Data provided:
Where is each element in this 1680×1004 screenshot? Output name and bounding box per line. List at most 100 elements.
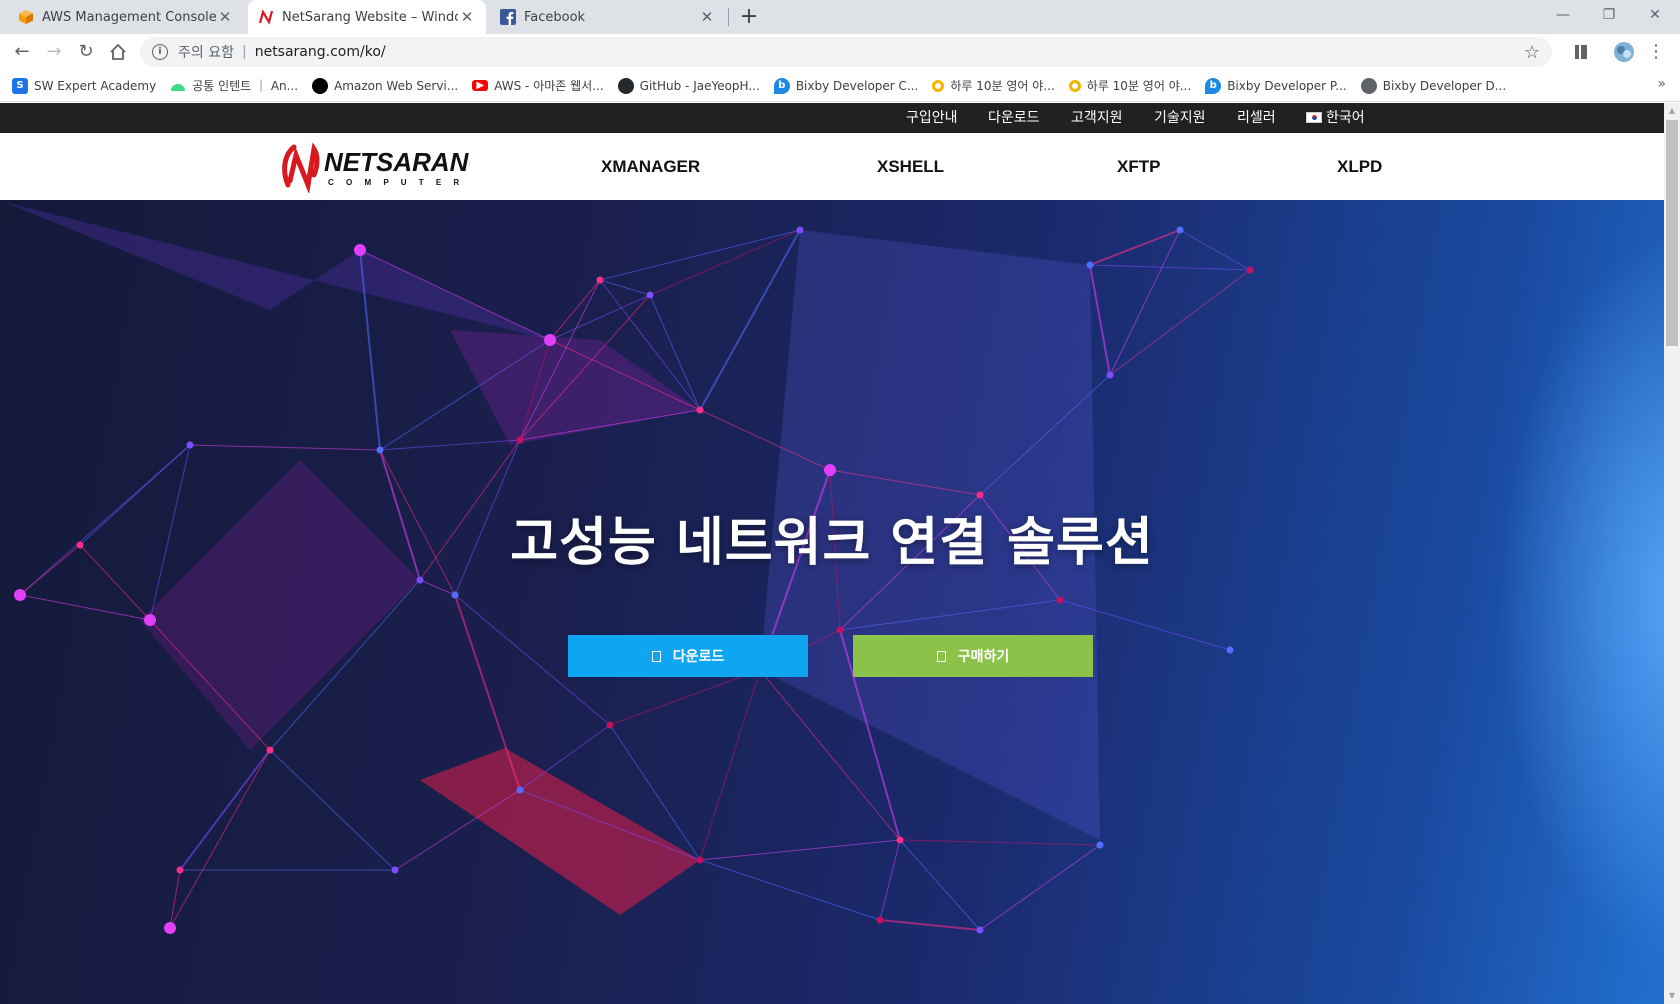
download-button[interactable]: 다운로드 [568, 635, 808, 677]
tab-aws[interactable]: AWS Management Console ✕ [8, 0, 244, 34]
cart-icon [936, 650, 946, 662]
address-bar[interactable]: i 주의 요함 | netsarang.com/ko/ ☆ [140, 37, 1552, 67]
bookmark-label: Bixby Developer C... [795, 78, 919, 93]
plexus-line [879, 919, 981, 931]
plexus-line [979, 844, 1101, 931]
plexus-node [164, 922, 176, 934]
logo-word: NETSARANG [324, 147, 470, 177]
plexus-line [879, 839, 901, 921]
bookmark-item[interactable]: Bixby Developer D... [1360, 77, 1506, 94]
scroll-up-icon[interactable]: ▲ [1664, 103, 1680, 119]
close-icon[interactable]: ✕ [698, 8, 716, 26]
ring-icon [1068, 79, 1081, 92]
plexus-line [1109, 269, 1251, 376]
bookmark-item[interactable]: Amazon Web Servi... [312, 77, 458, 94]
topbar-link-reseller[interactable]: 리셀러 [1237, 103, 1276, 133]
bookmark-label: SW Expert Academy [34, 78, 157, 93]
bookmark-item[interactable]: b Bixby Developer C... [773, 77, 919, 94]
hero-headline: 고성능 네트워크 연결 솔루션 [510, 513, 1154, 573]
minimize-icon[interactable]: — [1540, 0, 1586, 30]
more-bookmarks-icon[interactable]: » [1657, 76, 1666, 92]
netsarang-icon [258, 9, 274, 25]
bixby-icon: b [1205, 77, 1222, 94]
nav-xshell[interactable]: XSHELL [877, 133, 944, 200]
buy-button[interactable]: 구매하기 [853, 635, 1093, 677]
info-icon[interactable]: i [152, 44, 168, 60]
bookmark-item[interactable]: ▶ AWS - 아마존 웹서... [472, 77, 604, 94]
forward-icon[interactable]: → [40, 38, 68, 66]
plexus-facet [1, 201, 550, 340]
globe-icon [1360, 77, 1377, 94]
bookmark-label: 하루 10분 영어 야... [1086, 79, 1192, 93]
bookmark-item[interactable]: S SW Expert Academy [12, 77, 157, 94]
bookmark-star-icon[interactable]: ☆ [1524, 42, 1540, 63]
tab-facebook[interactable]: Facebook ✕ [490, 0, 726, 34]
plexus-node [516, 436, 524, 444]
close-icon[interactable]: ✕ [216, 8, 234, 26]
android-icon [170, 78, 186, 94]
plexus-node [646, 291, 654, 299]
nav-xlpd[interactable]: XLPD [1337, 133, 1382, 200]
plexus-line [899, 839, 981, 931]
window-close-icon[interactable]: ✕ [1632, 0, 1678, 30]
language-selector[interactable]: 한국어 [1306, 103, 1365, 133]
bookmark-item[interactable]: 공통 인텐트 ｜ An... [170, 77, 298, 94]
extension-icon[interactable] [1567, 38, 1595, 66]
plexus-line [609, 669, 761, 726]
security-label[interactable]: 주의 요함 [178, 42, 234, 62]
address-divider: | [241, 44, 247, 60]
topbar-link-download[interactable]: 다운로드 [988, 103, 1040, 133]
nav-xmanager[interactable]: XMANAGER [601, 133, 700, 200]
github-icon [617, 77, 634, 94]
plexus-node [354, 244, 366, 256]
bookmark-label: Bixby Developer P... [1227, 78, 1347, 93]
bookmark-item[interactable]: 하루 10분 영어 야... [1068, 77, 1192, 94]
plexus-line [699, 669, 761, 861]
plexus-node [976, 926, 984, 934]
restore-icon[interactable]: ❐ [1586, 0, 1632, 30]
profile-avatar[interactable] [1610, 38, 1638, 66]
tab-title: NetSarang Website – Windows [282, 9, 458, 25]
plexus-node [14, 589, 26, 601]
topbar-link-purchase[interactable]: 구입안내 [906, 103, 958, 133]
plexus-node [391, 866, 399, 874]
page-viewport: 구입안내 다운로드 고객지원 기술지원 리셀러 한국어 NETSARANG C … [0, 103, 1664, 1004]
ring-icon [932, 79, 945, 92]
scrollbar-thumb[interactable] [1666, 120, 1678, 346]
bookmark-item[interactable]: b Bixby Developer P... [1205, 77, 1347, 94]
aws-cube-icon [18, 9, 34, 25]
back-icon[interactable]: ← [8, 38, 36, 66]
bookmark-item[interactable]: 하루 10분 영어 야... [932, 77, 1055, 94]
reload-icon[interactable]: ↻ [72, 38, 100, 66]
scroll-down-icon[interactable]: ▼ [1664, 988, 1680, 1004]
plexus-line [189, 444, 381, 451]
bookmark-label: 공통 인텐트 ｜ An... [192, 79, 299, 93]
plexus-line [1089, 264, 1251, 271]
hero-banner: 고성능 네트워크 연결 솔루션 다운로드 구매하기 [0, 200, 1664, 1004]
plexus-line [599, 279, 651, 296]
topbar-link-support[interactable]: 고객지원 [1071, 103, 1123, 133]
plexus-node [176, 866, 184, 874]
plexus-line [179, 749, 271, 871]
new-tab-button[interactable]: + [736, 4, 762, 30]
tab-netsarang[interactable]: NetSarang Website – Windows ✕ [248, 0, 486, 34]
plexus-node [266, 746, 274, 754]
nav-xftp[interactable]: XFTP [1117, 133, 1160, 200]
topbar-link-tech[interactable]: 기술지원 [1154, 103, 1206, 133]
menu-kebab-icon[interactable]: ⋮ [1642, 38, 1670, 66]
plexus-node [1246, 266, 1254, 274]
plexus-node [836, 626, 844, 634]
buy-button-label: 구매하기 [957, 649, 1010, 665]
home-icon[interactable] [104, 38, 132, 66]
plexus-line [379, 439, 521, 451]
youtube-icon: ▶ [472, 80, 489, 91]
plexus-node [896, 836, 904, 844]
plexus-node [451, 591, 459, 599]
plexus-facet [450, 330, 700, 445]
facebook-icon [500, 9, 516, 25]
url-text[interactable]: netsarang.com/ko/ [255, 44, 386, 60]
close-icon[interactable]: ✕ [458, 8, 476, 26]
netsarang-logo[interactable]: NETSARANG C O M P U T E R [280, 141, 489, 195]
page-scrollbar[interactable]: ▲ ▼ [1664, 103, 1680, 1004]
bookmark-item[interactable]: GitHub - JaeYeopH... [617, 77, 760, 94]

Short task:
Rewrite the records above, replacing every "plexus-line" with "mesh-line" and changing nothing else. Leave the pictures out.

Task response:
Where is each element in this 1680×1004 screenshot? Output name and bounding box per line. List at most 100 elements.
download-button[interactable]: 다운로드 [568, 635, 808, 677]
tab-aws[interactable]: AWS Management Console ✕ [8, 0, 244, 34]
cart-icon [936, 650, 946, 662]
address-bar[interactable]: i 주의 요함 | netsarang.com/ko/ ☆ [140, 37, 1552, 67]
bookmark-label: Bixby Developer C... [795, 78, 919, 93]
mesh-line [879, 919, 981, 931]
mesh-line [979, 844, 1101, 931]
plexus-node [164, 922, 176, 934]
logo-word: NETSARANG [324, 147, 470, 177]
mesh-line [879, 839, 901, 921]
bookmark-item[interactable]: Bixby Developer D... [1360, 77, 1506, 94]
scroll-up-icon[interactable]: ▲ [1664, 103, 1680, 119]
close-icon[interactable]: ✕ [698, 8, 716, 26]
ring-icon [1068, 79, 1081, 92]
mesh-line [1109, 269, 1251, 376]
bookmark-item[interactable]: Amazon Web Servi... [312, 77, 458, 94]
topbar-link-reseller[interactable]: 리셀러 [1237, 103, 1276, 133]
bookmark-label: SW Expert Academy [34, 78, 157, 93]
bookmark-item[interactable]: b Bixby Developer C... [773, 77, 919, 94]
hero-headline: 고성능 네트워크 연결 솔루션 [510, 513, 1154, 573]
minimize-icon[interactable]: — [1540, 0, 1586, 30]
more-bookmarks-icon[interactable]: » [1657, 76, 1666, 92]
netsarang-icon [258, 9, 274, 25]
bixby-icon: b [1205, 77, 1222, 94]
nav-xshell[interactable]: XSHELL [877, 133, 944, 200]
buy-button[interactable]: 구매하기 [853, 635, 1093, 677]
info-icon[interactable]: i [152, 44, 168, 60]
bookmark-item[interactable]: ▶ AWS - 아마존 웹서... [472, 77, 604, 94]
forward-icon[interactable]: → [40, 38, 68, 66]
plexus-facet [1, 201, 550, 340]
globe-icon [1360, 77, 1377, 94]
bookmark-label: 하루 10분 영어 야... [1086, 79, 1192, 93]
bookmark-item[interactable]: S SW Expert Academy [12, 77, 157, 94]
bookmark-star-icon[interactable]: ☆ [1524, 42, 1540, 63]
tab-facebook[interactable]: Facebook ✕ [490, 0, 726, 34]
plexus-node [516, 436, 524, 444]
close-icon[interactable]: ✕ [216, 8, 234, 26]
android-icon [170, 78, 186, 94]
plexus-node [646, 291, 654, 299]
nav-xlpd[interactable]: XLPD [1337, 133, 1382, 200]
mesh-line [899, 839, 981, 931]
window-close-icon[interactable]: ✕ [1632, 0, 1678, 30]
language-selector[interactable]: 한국어 [1306, 103, 1365, 133]
bookmark-item[interactable]: 공통 인텐트 ｜ An... [170, 77, 298, 94]
extension-icon[interactable] [1567, 38, 1595, 66]
mesh-line [609, 669, 761, 726]
security-label[interactable]: 주의 요함 [178, 42, 234, 62]
address-divider: | [241, 44, 247, 60]
topbar-link-download[interactable]: 다운로드 [988, 103, 1040, 133]
nav-xmanager[interactable]: XMANAGER [601, 133, 700, 200]
github-icon [617, 77, 634, 94]
plexus-node [354, 244, 366, 256]
bookmark-label: Bixby Developer P... [1227, 78, 1347, 93]
bookmark-item[interactable]: 하루 10분 영어 야... [1068, 77, 1192, 94]
mesh-line [699, 669, 761, 861]
plexus-node [976, 926, 984, 934]
restore-icon[interactable]: ❐ [1586, 0, 1632, 30]
profile-avatar[interactable] [1610, 38, 1638, 66]
tab-title: NetSarang Website – Windows [282, 9, 458, 25]
plexus-node [14, 589, 26, 601]
topbar-link-purchase[interactable]: 구입안내 [906, 103, 958, 133]
plexus-node [391, 866, 399, 874]
page-viewport: 구입안내 다운로드 고객지원 기술지원 리셀러 한국어 NETSARANG C … [0, 103, 1664, 1004]
ring-icon [932, 79, 945, 92]
scrollbar-thumb[interactable] [1666, 120, 1678, 346]
bookmark-item[interactable]: b Bixby Developer P... [1205, 77, 1347, 94]
aws-cube-icon [18, 9, 34, 25]
back-icon[interactable]: ← [8, 38, 36, 66]
bookmark-item[interactable]: 하루 10분 영어 야... [932, 77, 1055, 94]
reload-icon[interactable]: ↻ [72, 38, 100, 66]
scroll-down-icon[interactable]: ▼ [1664, 988, 1680, 1004]
mesh-line [189, 444, 381, 451]
bookmark-label: 공통 인텐트 ｜ An... [192, 79, 299, 93]
mesh-line [1089, 264, 1251, 271]
hero-banner: 고성능 네트워크 연결 솔루션 다운로드 구매하기 [0, 200, 1664, 1004]
mesh-line [599, 279, 651, 296]
topbar-link-support[interactable]: 고객지원 [1071, 103, 1123, 133]
plexus-node [176, 866, 184, 874]
mesh-line [179, 749, 271, 871]
new-tab-button[interactable]: + [736, 4, 762, 30]
tab-netsarang[interactable]: NetSarang Website – Windows ✕ [248, 0, 486, 34]
plexus-node [266, 746, 274, 754]
nav-xftp[interactable]: XFTP [1117, 133, 1160, 200]
topbar-link-tech[interactable]: 기술지원 [1154, 103, 1206, 133]
menu-kebab-icon[interactable]: ⋮ [1642, 38, 1670, 66]
plexus-node [1246, 266, 1254, 274]
plexus-node [836, 626, 844, 634]
buy-button-label: 구매하기 [957, 649, 1010, 665]
home-icon[interactable] [104, 38, 132, 66]
mesh-line [379, 439, 521, 451]
youtube-icon: ▶ [472, 80, 489, 91]
plexus-node [896, 836, 904, 844]
plexus-node [451, 591, 459, 599]
plexus-facet [450, 330, 700, 445]
facebook-icon [500, 9, 516, 25]
url-text[interactable]: netsarang.com/ko/ [255, 44, 386, 60]
close-icon[interactable]: ✕ [458, 8, 476, 26]
netsarang-logo[interactable]: NETSARANG C O M P U T E R [280, 141, 489, 195]
page-scrollbar[interactable]: ▲ ▼ [1664, 103, 1680, 1004]
bookmark-item[interactable]: GitHub - JaeYeopH... [617, 77, 760, 94]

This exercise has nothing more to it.